-- start Data for the task --

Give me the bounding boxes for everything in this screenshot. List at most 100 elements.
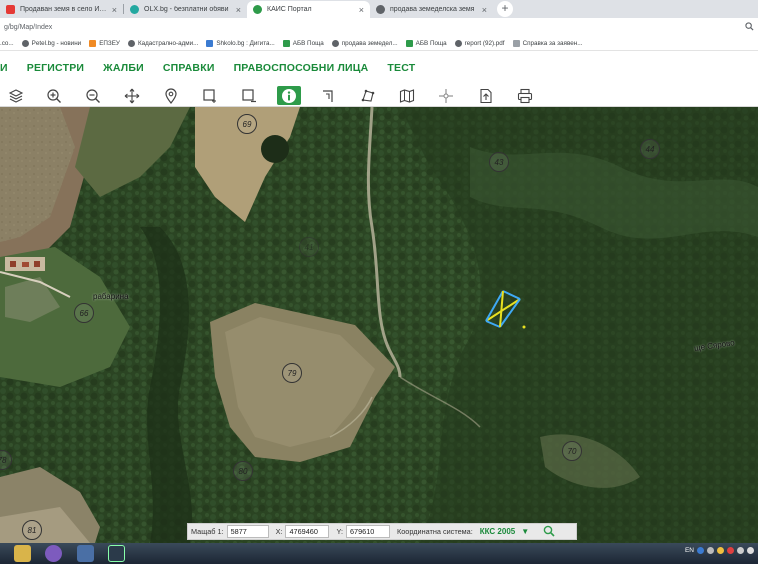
measure-icon[interactable] bbox=[317, 86, 341, 105]
satellite-imagery bbox=[0, 107, 758, 543]
tray-icon[interactable] bbox=[727, 547, 734, 554]
nav-item-reports[interactable]: СПРАВКИ bbox=[163, 62, 215, 74]
bookmark-label: Справка за заявен... bbox=[522, 39, 583, 47]
pan-icon[interactable] bbox=[120, 86, 144, 105]
nav-item-partial[interactable]: И bbox=[0, 62, 8, 74]
bookmark-label: ЕПЗЕУ bbox=[99, 39, 120, 47]
system-label: Координатна система: bbox=[396, 527, 473, 536]
scale-input[interactable]: 5877 bbox=[226, 525, 269, 538]
tray-icon[interactable] bbox=[707, 547, 714, 554]
tab-close-icon[interactable]: × bbox=[112, 5, 117, 15]
browser-tab[interactable]: OLX.bg - безплатни обяви × bbox=[124, 1, 247, 18]
tab-title: продава земеделска земя bbox=[390, 6, 475, 13]
info-icon[interactable] bbox=[277, 86, 301, 105]
bookmark[interactable]: Кадастрално-адми... bbox=[127, 39, 199, 47]
tab-title: OLX.bg - безплатни обяви bbox=[144, 6, 229, 13]
bookmark-icon bbox=[454, 39, 462, 47]
bookmark[interactable]: АБВ Поща bbox=[405, 39, 447, 47]
browser-tab[interactable]: Продаван земя в село Изгрев... × bbox=[0, 1, 123, 18]
parcel-label[interactable]: 43 bbox=[489, 152, 509, 172]
nav-item-complaints[interactable]: ЖАЛБИ bbox=[103, 62, 144, 74]
file-explorer-icon[interactable] bbox=[14, 545, 31, 562]
bookmark-icon bbox=[512, 39, 520, 47]
nav-item-registers[interactable]: РЕГИСТРИ bbox=[27, 62, 84, 74]
parcel-label[interactable]: 41 bbox=[299, 237, 319, 257]
favicon-icon bbox=[6, 5, 15, 14]
bookmark-icon bbox=[405, 39, 413, 47]
zoom-out-icon[interactable] bbox=[81, 86, 105, 105]
search-icon[interactable] bbox=[543, 525, 557, 539]
zoom-icon[interactable] bbox=[745, 21, 754, 33]
x-coordinate-field[interactable]: 4769460 bbox=[285, 525, 330, 538]
parcel-label[interactable]: 80 bbox=[233, 461, 253, 481]
place-name: рабарина bbox=[93, 292, 129, 301]
bookmark-label: АБВ Поща bbox=[415, 39, 447, 47]
print-icon[interactable] bbox=[513, 86, 537, 105]
bookmark[interactable]: АБВ Поща bbox=[282, 39, 324, 47]
nav-item-test[interactable]: ТЕСТ bbox=[387, 62, 415, 74]
parcel-label[interactable]: 81 bbox=[22, 520, 42, 540]
network-icon[interactable] bbox=[737, 547, 744, 554]
nav-item-licensed-persons[interactable]: ПРАВОСПОСОБНИ ЛИЦА bbox=[234, 62, 369, 74]
new-tab-button[interactable]: + bbox=[497, 1, 513, 17]
browser-tab-active[interactable]: КАИС Портал × bbox=[247, 1, 370, 18]
y-coordinate-field[interactable]: 679610 bbox=[345, 525, 390, 538]
draw-polygon-icon[interactable] bbox=[356, 86, 380, 105]
bookmark[interactable]: Справка за заявен... bbox=[512, 39, 583, 47]
bookmark-label: Shkolo.bg : Дигита... bbox=[216, 39, 275, 47]
bookmark-label: Кадастрално-адми... bbox=[137, 39, 199, 47]
browser-tab-strip: Продаван земя в село Изгрев... × OLX.bg … bbox=[0, 0, 758, 18]
taskbar: EN bbox=[0, 543, 758, 564]
system-tray: EN bbox=[685, 547, 754, 554]
crosshair-icon[interactable] bbox=[434, 86, 458, 105]
bookmark[interactable]: Shkolo.bg : Дигита... bbox=[206, 39, 275, 47]
coordinates-bar: Мащаб 1: 5877 X: 4769460 Y: 679610 Коорд… bbox=[187, 523, 577, 540]
bookmark-label: .co... bbox=[0, 39, 14, 47]
clear-selection-icon[interactable] bbox=[237, 86, 261, 105]
coordinate-system-select[interactable]: ККС 2005 bbox=[480, 527, 515, 536]
network-icon[interactable] bbox=[77, 545, 94, 562]
bookmark-icon bbox=[127, 39, 135, 47]
map-canvas[interactable]: 69 43 44 41 66 79 70 78 80 81 рабарина щ… bbox=[0, 107, 758, 543]
favicon-icon bbox=[130, 5, 139, 14]
map-toolbar bbox=[0, 84, 758, 107]
shield-icon[interactable] bbox=[717, 547, 724, 554]
help-icon[interactable] bbox=[697, 547, 704, 554]
bookmark[interactable]: .co... bbox=[0, 40, 14, 47]
scale-label: Мащаб 1: bbox=[191, 527, 224, 536]
export-icon[interactable] bbox=[474, 86, 498, 105]
marker-icon[interactable] bbox=[159, 86, 183, 105]
bookmark-label: Petel.bg - новини bbox=[31, 39, 82, 47]
chevron-down-icon[interactable]: ▼ bbox=[521, 527, 529, 536]
select-area-icon[interactable] bbox=[198, 86, 222, 105]
parcel-label[interactable]: 69 bbox=[237, 114, 257, 134]
tab-title: КАИС Портал bbox=[267, 6, 312, 13]
viber-icon[interactable] bbox=[45, 545, 62, 562]
layers-icon[interactable] bbox=[4, 86, 28, 105]
parcel-label[interactable]: 66 bbox=[74, 303, 94, 323]
tab-close-icon[interactable]: × bbox=[359, 5, 364, 15]
bookmark-label: продава земедел... bbox=[341, 39, 398, 47]
bookmark-icon bbox=[89, 39, 97, 47]
bookmark[interactable]: ЕПЗЕУ bbox=[89, 39, 120, 47]
tab-close-icon[interactable]: × bbox=[236, 5, 241, 15]
address-bar[interactable]: g/bg/Map/Index bbox=[0, 18, 758, 36]
parcel-label[interactable]: 44 bbox=[640, 139, 660, 159]
language-indicator[interactable]: EN bbox=[685, 547, 694, 554]
bookmark[interactable]: продава земедел... bbox=[331, 39, 398, 47]
browser-tab[interactable]: продава земеделска земя × bbox=[370, 1, 493, 18]
bookmark-label: report (92).pdf bbox=[464, 39, 505, 47]
parcel-label[interactable]: 70 bbox=[562, 441, 582, 461]
main-nav: И РЕГИСТРИ ЖАЛБИ СПРАВКИ ПРАВОСПОСОБНИ Л… bbox=[0, 51, 758, 84]
url-text[interactable]: g/bg/Map/Index bbox=[4, 24, 745, 31]
tab-close-icon[interactable]: × bbox=[482, 5, 487, 15]
bookmark[interactable]: report (92).pdf bbox=[454, 39, 505, 47]
parcel-label[interactable]: 79 bbox=[282, 363, 302, 383]
map-icon[interactable] bbox=[395, 86, 419, 105]
favicon-icon bbox=[376, 5, 385, 14]
bookmark[interactable]: Petel.bg - новини bbox=[21, 39, 82, 47]
zoom-in-icon[interactable] bbox=[42, 86, 66, 105]
bookmark-icon bbox=[331, 39, 339, 47]
app-icon[interactable] bbox=[108, 545, 125, 562]
volume-icon[interactable] bbox=[747, 547, 754, 554]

-- end Data for the task --

Can you convert the lines above into a Markdown table with the columns Row and Line, numbering each row, skipping blank lines, and leaving the picture out?

— Expected output —
| Row | Line |
|---|---|
| 1 | Give me the bounding boxes for everything in this screenshot. List at most 100 elements. |
| 2 | measure-icon[interactable] bbox=[317, 86, 341, 105] |
| 3 | satellite-imagery bbox=[0, 107, 758, 543] |
| 4 | tray-icon[interactable] bbox=[727, 547, 734, 554] |
| 5 | nav-item-reports[interactable]: СПРАВКИ bbox=[163, 62, 215, 74] |
| 6 | bookmark-label: Справка за заявен... bbox=[522, 39, 583, 47] |
| 7 | pan-icon[interactable] bbox=[120, 86, 144, 105] |
| 8 | nav-item-partial[interactable]: И bbox=[0, 62, 8, 74] |
| 9 | bookmark-label: ЕПЗЕУ bbox=[99, 39, 120, 47] |
| 10 | system-label: Координатна система: bbox=[396, 527, 473, 536] |
| 11 | scale-input[interactable]: 5877 bbox=[226, 525, 269, 538] |
| 12 | tray-icon[interactable] bbox=[707, 547, 714, 554] |
| 13 | tab-close-icon[interactable]: × bbox=[112, 5, 117, 15] |
| 14 | browser-tab[interactable]: OLX.bg - безплатни обяви × bbox=[124, 1, 247, 18] |
| 15 | tab-title: продава земеделска земя bbox=[390, 6, 475, 13] |
| 16 | info-icon[interactable] bbox=[277, 86, 301, 105] |
| 17 | bookmark[interactable]: Кадастрално-адми... bbox=[127, 39, 199, 47] |
| 18 | tab-title: OLX.bg - безплатни обяви bbox=[144, 6, 229, 13] |
| 19 | bookmark-icon bbox=[454, 39, 462, 47] |
| 20 | bookmark[interactable]: АБВ Поща bbox=[405, 39, 447, 47] |
| 21 | browser-tab[interactable]: Продаван земя в село Изгрев... × bbox=[0, 1, 123, 18] |
| 22 | parcel-label[interactable]: 43 bbox=[489, 152, 509, 172] |
| 23 | nav-item-complaints[interactable]: ЖАЛБИ bbox=[103, 62, 144, 74] |
| 24 | file-explorer-icon[interactable] bbox=[14, 545, 31, 562] |
| 25 | bookmark-icon bbox=[512, 39, 520, 47] |
| 26 | nav-item-registers[interactable]: РЕГИСТРИ bbox=[27, 62, 84, 74] |
| 27 | parcel-label[interactable]: 41 bbox=[299, 237, 319, 257] |
| 28 | favicon-icon bbox=[6, 5, 15, 14] |
| 29 | bookmark-icon bbox=[405, 39, 413, 47] |
| 30 | zoom-out-icon[interactable] bbox=[81, 86, 105, 105] |
| 31 | search-icon[interactable] bbox=[543, 525, 557, 539] |
| 32 | zoom-icon[interactable] bbox=[745, 21, 754, 33] |
| 33 | x-coordinate-field[interactable]: 4769460 bbox=[285, 525, 330, 538] |
| 34 | parcel-label[interactable]: 80 bbox=[233, 461, 253, 481] |
| 35 | place-name: рабарина bbox=[93, 292, 129, 301] |
| 36 | bookmark-label: АБВ Поща bbox=[415, 39, 447, 47] |
| 37 | print-icon[interactable] bbox=[513, 86, 537, 105] |
| 38 | bookmark[interactable]: АБВ Поща bbox=[282, 39, 324, 47] |
| 39 | nav-item-test[interactable]: ТЕСТ bbox=[387, 62, 415, 74] |
| 40 | parcel-label[interactable]: 81 bbox=[22, 520, 42, 540] |
| 41 | network-icon[interactable] bbox=[737, 547, 744, 554] |
| 42 | nav-item-licensed-persons[interactable]: ПРАВОСПОСОБНИ ЛИЦА bbox=[234, 62, 369, 74] |
| 43 | new-tab-button[interactable]: + bbox=[497, 1, 513, 17] |
| 44 | browser-tab-active[interactable]: КАИС Портал × bbox=[247, 1, 370, 18] |
| 45 | y-coordinate-field[interactable]: 679610 bbox=[345, 525, 390, 538] |
| 46 | draw-polygon-icon[interactable] bbox=[356, 86, 380, 105] |
| 47 | bookmark[interactable]: Справка за заявен... bbox=[512, 39, 583, 47] |
| 48 | bookmark-label: Shkolo.bg : Дигита... bbox=[216, 39, 275, 47] |
| 49 | bookmark-label: Кадастрално-адми... bbox=[137, 39, 199, 47] |
| 50 | browser-tab-strip: Продаван земя в село Изгрев... × OLX.bg … bbox=[0, 0, 758, 18] |
| 51 | taskbar: EN bbox=[0, 543, 758, 564] |
| 52 | system-tray: EN bbox=[685, 547, 754, 554] |
| 53 | crosshair-icon[interactable] bbox=[434, 86, 458, 105] |
| 54 | bookmark[interactable]: Shkolo.bg : Дигита... bbox=[206, 39, 275, 47] |
| 55 | coordinates-bar: Мащаб 1: 5877 X: 4769460 Y: 679610 Коорд… bbox=[187, 523, 577, 540] |
| 56 | bookmark-label: .co... bbox=[0, 39, 14, 47] |
| 57 | clear-selection-icon[interactable] bbox=[237, 86, 261, 105] |
| 58 | coordinate-system-select[interactable]: ККС 2005 bbox=[480, 527, 515, 536] |
| 59 | network-icon[interactable] bbox=[77, 545, 94, 562] |
| 60 | bookmark-icon bbox=[127, 39, 135, 47] |
| 61 | map-canvas[interactable]: 69 43 44 41 66 79 70 78 80 81 рабарина щ… bbox=[0, 107, 758, 543] |
| 62 | favicon-icon bbox=[130, 5, 139, 14] |
| 63 | map-toolbar bbox=[0, 84, 758, 107] |
| 64 | shield-icon[interactable] bbox=[717, 547, 724, 554] |
| 65 | help-icon[interactable] bbox=[697, 547, 704, 554] |
| 66 | bookmark[interactable]: .co... bbox=[0, 40, 14, 47] |
| 67 | scale-label: Мащаб 1: bbox=[191, 527, 224, 536] |
| 68 | export-icon[interactable] bbox=[474, 86, 498, 105] |
| 69 | marker-icon[interactable] bbox=[159, 86, 183, 105] |
| 70 | bookmark-label: Petel.bg - новини bbox=[31, 39, 82, 47] |
| 71 | chevron-down-icon[interactable]: ▼ bbox=[521, 527, 529, 536] |
| 72 | select-area-icon[interactable] bbox=[198, 86, 222, 105] |
| 73 | parcel-label[interactable]: 69 bbox=[237, 114, 257, 134] |
| 74 | tab-title: КАИС Портал bbox=[267, 6, 312, 13] |
| 75 | viber-icon[interactable] bbox=[45, 545, 62, 562] |
| 76 | layers-icon[interactable] bbox=[4, 86, 28, 105] |
| 77 | parcel-label[interactable]: 66 bbox=[74, 303, 94, 323] |
| 78 | tab-close-icon[interactable]: × bbox=[359, 5, 364, 15] |
| 79 | bookmark-label: продава земедел... bbox=[341, 39, 398, 47] |
| 80 | bookmark-icon bbox=[89, 39, 97, 47] |
| 81 | bookmark[interactable]: ЕПЗЕУ bbox=[89, 39, 120, 47] |
| 82 | tab-close-icon[interactable]: × bbox=[236, 5, 241, 15] |
| 83 | address-bar[interactable]: g/bg/Map/Index bbox=[0, 18, 758, 36] |
| 84 | parcel-label[interactable]: 44 bbox=[640, 139, 660, 159] |
| 85 | language-indicator[interactable]: EN bbox=[685, 547, 694, 554] |
| 86 | bookmark[interactable]: продава земедел... bbox=[331, 39, 398, 47] |
| 87 | browser-tab[interactable]: продава земеделска земя × bbox=[370, 1, 493, 18] |
| 88 | bookmark-label: report (92).pdf bbox=[464, 39, 505, 47] |
| 89 | parcel-label[interactable]: 70 bbox=[562, 441, 582, 461] |
| 90 | main-nav: И РЕГИСТРИ ЖАЛБИ СПРАВКИ ПРАВОСПОСОБНИ Л… bbox=[0, 51, 758, 84] |
| 91 | url-text[interactable]: g/bg/Map/Index bbox=[4, 24, 745, 31] |
| 92 | tab-close-icon[interactable]: × bbox=[482, 5, 487, 15] |
| 93 | bookmark[interactable]: report (92).pdf bbox=[454, 39, 505, 47] |
| 94 | parcel-label[interactable]: 79 bbox=[282, 363, 302, 383] |
| 95 | map-icon[interactable] bbox=[395, 86, 419, 105] |
| 96 | favicon-icon bbox=[376, 5, 385, 14] |
| 97 | bookmark[interactable]: Petel.bg - новини bbox=[21, 39, 82, 47] |
| 98 | zoom-in-icon[interactable] bbox=[42, 86, 66, 105] |
| 99 | bookmark-icon bbox=[331, 39, 339, 47] |
| 100 | app-icon[interactable] bbox=[108, 545, 125, 562] |
| 101 | volume-icon[interactable] bbox=[747, 547, 754, 554] |